§ **WHAT IS NEEDED**:
Search the material for the word "outras" and report each line where it turns up.

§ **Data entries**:
____
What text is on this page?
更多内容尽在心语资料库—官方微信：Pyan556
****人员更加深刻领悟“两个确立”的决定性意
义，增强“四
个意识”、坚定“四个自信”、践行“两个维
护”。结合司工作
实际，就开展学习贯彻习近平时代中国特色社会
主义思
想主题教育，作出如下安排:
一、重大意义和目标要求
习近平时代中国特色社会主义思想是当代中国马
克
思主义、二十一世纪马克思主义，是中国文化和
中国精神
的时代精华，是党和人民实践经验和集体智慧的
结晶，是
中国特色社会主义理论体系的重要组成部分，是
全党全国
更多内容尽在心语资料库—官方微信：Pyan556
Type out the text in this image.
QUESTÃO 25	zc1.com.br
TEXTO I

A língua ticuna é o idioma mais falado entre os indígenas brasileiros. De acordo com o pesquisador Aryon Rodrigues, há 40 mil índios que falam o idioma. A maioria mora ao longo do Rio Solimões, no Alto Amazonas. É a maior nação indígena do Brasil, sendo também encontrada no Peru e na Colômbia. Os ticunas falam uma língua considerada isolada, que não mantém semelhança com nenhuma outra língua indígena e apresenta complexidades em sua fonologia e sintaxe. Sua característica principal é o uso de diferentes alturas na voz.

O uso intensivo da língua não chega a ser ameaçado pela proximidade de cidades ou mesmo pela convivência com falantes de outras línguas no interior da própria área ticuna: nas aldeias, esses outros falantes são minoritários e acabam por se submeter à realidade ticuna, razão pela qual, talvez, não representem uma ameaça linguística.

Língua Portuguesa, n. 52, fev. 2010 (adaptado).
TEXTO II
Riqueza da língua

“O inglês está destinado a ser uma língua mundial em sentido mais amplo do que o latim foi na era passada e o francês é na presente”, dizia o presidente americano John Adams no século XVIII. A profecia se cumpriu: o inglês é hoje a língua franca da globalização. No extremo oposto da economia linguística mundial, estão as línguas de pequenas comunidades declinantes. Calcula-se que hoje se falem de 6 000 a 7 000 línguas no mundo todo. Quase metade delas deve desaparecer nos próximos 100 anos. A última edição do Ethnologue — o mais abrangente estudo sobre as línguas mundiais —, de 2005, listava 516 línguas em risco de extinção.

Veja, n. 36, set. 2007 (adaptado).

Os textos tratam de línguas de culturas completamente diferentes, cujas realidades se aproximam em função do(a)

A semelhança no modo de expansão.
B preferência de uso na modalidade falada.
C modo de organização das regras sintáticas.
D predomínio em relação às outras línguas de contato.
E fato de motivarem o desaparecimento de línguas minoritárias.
____
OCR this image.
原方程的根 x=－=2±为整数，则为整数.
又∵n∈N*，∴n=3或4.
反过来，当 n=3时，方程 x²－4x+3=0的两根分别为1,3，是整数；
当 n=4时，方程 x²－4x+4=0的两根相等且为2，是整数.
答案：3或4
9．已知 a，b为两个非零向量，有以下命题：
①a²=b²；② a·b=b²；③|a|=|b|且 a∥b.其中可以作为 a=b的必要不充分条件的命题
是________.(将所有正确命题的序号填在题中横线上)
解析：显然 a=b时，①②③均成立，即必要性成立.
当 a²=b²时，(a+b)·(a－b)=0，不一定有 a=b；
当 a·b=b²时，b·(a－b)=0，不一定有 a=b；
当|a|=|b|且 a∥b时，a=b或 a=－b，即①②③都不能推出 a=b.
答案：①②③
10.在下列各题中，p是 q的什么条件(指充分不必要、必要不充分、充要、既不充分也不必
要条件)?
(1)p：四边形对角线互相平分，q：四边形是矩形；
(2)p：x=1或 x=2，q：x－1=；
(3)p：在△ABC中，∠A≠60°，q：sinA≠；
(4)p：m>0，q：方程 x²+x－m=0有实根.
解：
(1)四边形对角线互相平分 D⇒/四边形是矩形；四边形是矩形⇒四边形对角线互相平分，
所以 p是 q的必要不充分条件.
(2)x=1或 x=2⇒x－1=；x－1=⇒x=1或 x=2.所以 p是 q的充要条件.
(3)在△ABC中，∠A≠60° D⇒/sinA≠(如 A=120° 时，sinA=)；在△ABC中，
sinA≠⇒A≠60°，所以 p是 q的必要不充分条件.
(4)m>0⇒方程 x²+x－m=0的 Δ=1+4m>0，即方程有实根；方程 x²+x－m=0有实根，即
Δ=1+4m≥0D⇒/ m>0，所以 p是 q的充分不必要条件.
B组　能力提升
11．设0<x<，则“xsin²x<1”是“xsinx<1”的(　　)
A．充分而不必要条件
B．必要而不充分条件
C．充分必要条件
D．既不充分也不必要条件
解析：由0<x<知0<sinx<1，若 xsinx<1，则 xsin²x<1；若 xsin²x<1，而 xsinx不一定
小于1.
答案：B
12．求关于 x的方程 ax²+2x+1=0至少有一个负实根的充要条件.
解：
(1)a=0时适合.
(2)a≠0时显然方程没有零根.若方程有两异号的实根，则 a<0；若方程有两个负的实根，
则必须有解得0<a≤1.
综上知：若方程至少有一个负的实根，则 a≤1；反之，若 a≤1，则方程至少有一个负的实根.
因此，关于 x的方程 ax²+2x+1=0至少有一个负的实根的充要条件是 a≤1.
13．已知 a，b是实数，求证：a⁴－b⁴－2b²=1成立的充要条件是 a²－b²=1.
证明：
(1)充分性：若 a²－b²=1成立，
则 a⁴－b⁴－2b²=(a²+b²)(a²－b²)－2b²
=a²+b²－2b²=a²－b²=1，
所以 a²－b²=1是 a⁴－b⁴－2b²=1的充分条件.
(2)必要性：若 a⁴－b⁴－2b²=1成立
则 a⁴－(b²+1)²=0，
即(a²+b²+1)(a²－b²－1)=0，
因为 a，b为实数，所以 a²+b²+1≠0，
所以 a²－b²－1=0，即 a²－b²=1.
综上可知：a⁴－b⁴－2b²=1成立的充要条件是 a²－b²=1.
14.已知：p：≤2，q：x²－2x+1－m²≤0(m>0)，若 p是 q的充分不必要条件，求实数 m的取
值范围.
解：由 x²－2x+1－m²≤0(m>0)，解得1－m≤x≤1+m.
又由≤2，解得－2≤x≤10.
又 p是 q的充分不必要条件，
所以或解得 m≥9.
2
____
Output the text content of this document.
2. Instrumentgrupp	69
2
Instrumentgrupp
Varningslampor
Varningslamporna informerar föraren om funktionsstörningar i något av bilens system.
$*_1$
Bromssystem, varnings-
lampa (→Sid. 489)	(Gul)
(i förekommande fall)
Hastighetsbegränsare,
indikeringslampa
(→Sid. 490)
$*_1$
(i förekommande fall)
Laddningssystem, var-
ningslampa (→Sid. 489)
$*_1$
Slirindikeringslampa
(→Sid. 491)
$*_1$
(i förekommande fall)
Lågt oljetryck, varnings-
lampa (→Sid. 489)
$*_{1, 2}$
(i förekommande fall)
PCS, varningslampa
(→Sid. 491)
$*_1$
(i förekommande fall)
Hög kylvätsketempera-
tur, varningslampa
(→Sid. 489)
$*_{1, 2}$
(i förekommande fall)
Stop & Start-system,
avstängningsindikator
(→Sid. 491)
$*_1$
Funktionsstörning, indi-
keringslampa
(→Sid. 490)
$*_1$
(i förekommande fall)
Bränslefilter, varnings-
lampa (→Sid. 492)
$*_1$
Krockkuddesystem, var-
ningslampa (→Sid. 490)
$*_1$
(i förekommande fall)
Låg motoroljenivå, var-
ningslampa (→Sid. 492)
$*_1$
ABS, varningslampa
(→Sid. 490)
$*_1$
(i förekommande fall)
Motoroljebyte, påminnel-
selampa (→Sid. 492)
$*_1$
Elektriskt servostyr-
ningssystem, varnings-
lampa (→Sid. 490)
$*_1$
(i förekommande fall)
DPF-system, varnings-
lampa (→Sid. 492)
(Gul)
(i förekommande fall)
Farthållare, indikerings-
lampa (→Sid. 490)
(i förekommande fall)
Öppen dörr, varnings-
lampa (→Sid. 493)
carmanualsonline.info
____
§ **REPLY TO THE TASK**:
O uso intensivo da língua não chega a ser ameaçado pela proximidade de cidades ou mesmo pela convivência com falantes de outras línguas no interior da própria área ticuna: nas aldeias, esses outros falantes são minoritários e acabam por se submeter à realidade ticuna, razão pela qual, talvez, não representem uma ameaça linguística.
D predomínio em relação às outras línguas de contato.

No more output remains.